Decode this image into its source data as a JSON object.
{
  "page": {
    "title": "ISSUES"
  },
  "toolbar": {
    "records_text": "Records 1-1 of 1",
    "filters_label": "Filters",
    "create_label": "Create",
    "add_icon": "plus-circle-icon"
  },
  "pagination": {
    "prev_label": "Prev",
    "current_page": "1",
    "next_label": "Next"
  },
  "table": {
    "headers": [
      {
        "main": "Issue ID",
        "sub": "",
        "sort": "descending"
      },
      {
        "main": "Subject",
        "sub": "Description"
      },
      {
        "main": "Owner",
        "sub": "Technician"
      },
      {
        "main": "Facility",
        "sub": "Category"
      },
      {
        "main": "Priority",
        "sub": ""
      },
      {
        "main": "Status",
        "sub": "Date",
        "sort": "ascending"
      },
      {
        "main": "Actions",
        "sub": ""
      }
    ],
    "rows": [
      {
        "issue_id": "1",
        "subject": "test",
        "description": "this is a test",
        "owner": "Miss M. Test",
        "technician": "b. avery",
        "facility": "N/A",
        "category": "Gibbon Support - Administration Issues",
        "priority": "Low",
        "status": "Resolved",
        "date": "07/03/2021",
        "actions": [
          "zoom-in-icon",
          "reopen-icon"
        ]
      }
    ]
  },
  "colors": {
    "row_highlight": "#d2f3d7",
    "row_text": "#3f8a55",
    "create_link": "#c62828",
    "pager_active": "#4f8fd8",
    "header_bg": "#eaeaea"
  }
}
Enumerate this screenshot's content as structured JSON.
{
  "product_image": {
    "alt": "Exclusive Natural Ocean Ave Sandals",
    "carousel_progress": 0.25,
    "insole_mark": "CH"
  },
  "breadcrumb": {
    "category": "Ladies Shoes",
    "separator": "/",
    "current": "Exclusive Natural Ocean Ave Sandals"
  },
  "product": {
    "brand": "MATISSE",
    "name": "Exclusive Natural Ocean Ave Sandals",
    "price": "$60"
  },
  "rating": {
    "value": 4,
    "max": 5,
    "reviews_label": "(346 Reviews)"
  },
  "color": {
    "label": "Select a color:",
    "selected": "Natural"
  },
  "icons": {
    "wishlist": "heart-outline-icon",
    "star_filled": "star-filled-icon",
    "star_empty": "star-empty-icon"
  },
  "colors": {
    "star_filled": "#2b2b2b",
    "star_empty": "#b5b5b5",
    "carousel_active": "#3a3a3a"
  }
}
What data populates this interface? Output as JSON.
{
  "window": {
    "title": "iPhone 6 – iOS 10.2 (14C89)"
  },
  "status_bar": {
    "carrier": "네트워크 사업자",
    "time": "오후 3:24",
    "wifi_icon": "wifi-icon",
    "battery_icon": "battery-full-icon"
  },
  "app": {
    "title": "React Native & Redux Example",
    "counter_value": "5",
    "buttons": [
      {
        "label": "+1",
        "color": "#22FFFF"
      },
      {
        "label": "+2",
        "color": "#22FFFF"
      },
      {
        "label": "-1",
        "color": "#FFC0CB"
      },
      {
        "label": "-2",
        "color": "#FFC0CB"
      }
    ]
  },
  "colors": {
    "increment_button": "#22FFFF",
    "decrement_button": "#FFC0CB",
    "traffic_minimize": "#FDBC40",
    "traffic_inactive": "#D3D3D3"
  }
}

**Given problem**: Your task is to gather every line with the word "Natural" and copy it.

**Response**:
    "alt": "Exclusive Natural Ocean Ave Sandals",
    "current": "Exclusive Natural Ocean Ave Sandals"
    "name": "Exclusive Natural Ocean Ave Sandals",
    "selected": "Natural"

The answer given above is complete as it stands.